• _OBJECTIVE_
From the listing below, pull out every line where the string "lieu" appears.

• _RECORDED DATA_
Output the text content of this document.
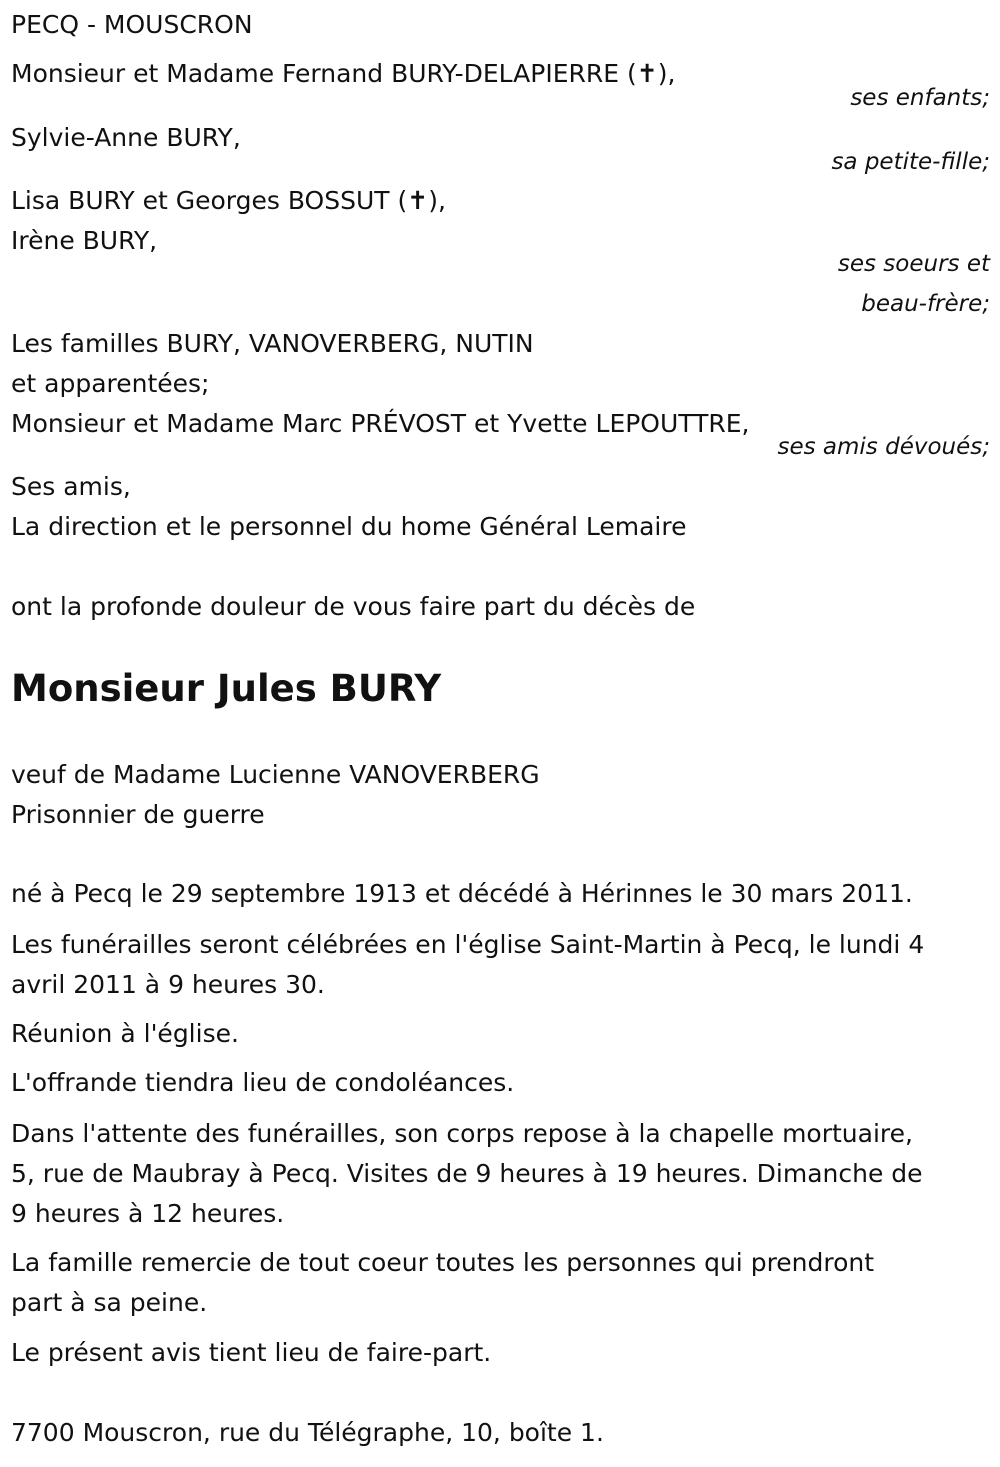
PECQ - MOUSCRON

Monsieur et Madame Fernand BURY-DELAPIERRE (✝),

ses enfants;

Sylvie-Anne BURY,

sa petite-fille;

Lisa BURY et Georges BOSSUT (✝),

Irène BURY,

ses soeurs et

beau-frère;

Les familles BURY, VANOVERBERG, NUTIN

et apparentées;

Monsieur et Madame Marc PRÉVOST et Yvette LEPOUTTRE,

ses amis dévoués;

Ses amis,

La direction et le personnel du home Général Lemaire

ont la profonde douleur de vous faire part du décès de

Monsieur Jules BURY

veuf de Madame Lucienne VANOVERBERG

Prisonnier de guerre

né à Pecq le 29 septembre 1913 et décédé à Hérinnes le 30 mars 2011.

Les funérailles seront célébrées en l'église Saint-Martin à Pecq, le lundi 4

avril 2011 à 9 heures 30.

Réunion à l'église.

L'offrande tiendra lieu de condoléances.

Dans l'attente des funérailles, son corps repose à la chapelle mortuaire,

5, rue de Maubray à Pecq. Visites de 9 heures à 19 heures. Dimanche de

9 heures à 12 heures.

La famille remercie de tout coeur toutes les personnes qui prendront

part à sa peine.

Le présent avis tient lieu de faire-part.

7700 Mouscron, rue du Télégraphe, 10, boîte 1.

• _RESPONSE FOR THIS EXERCISE_
L'offrande tiendra lieu de condoléances.
Le présent avis tient lieu de faire-part.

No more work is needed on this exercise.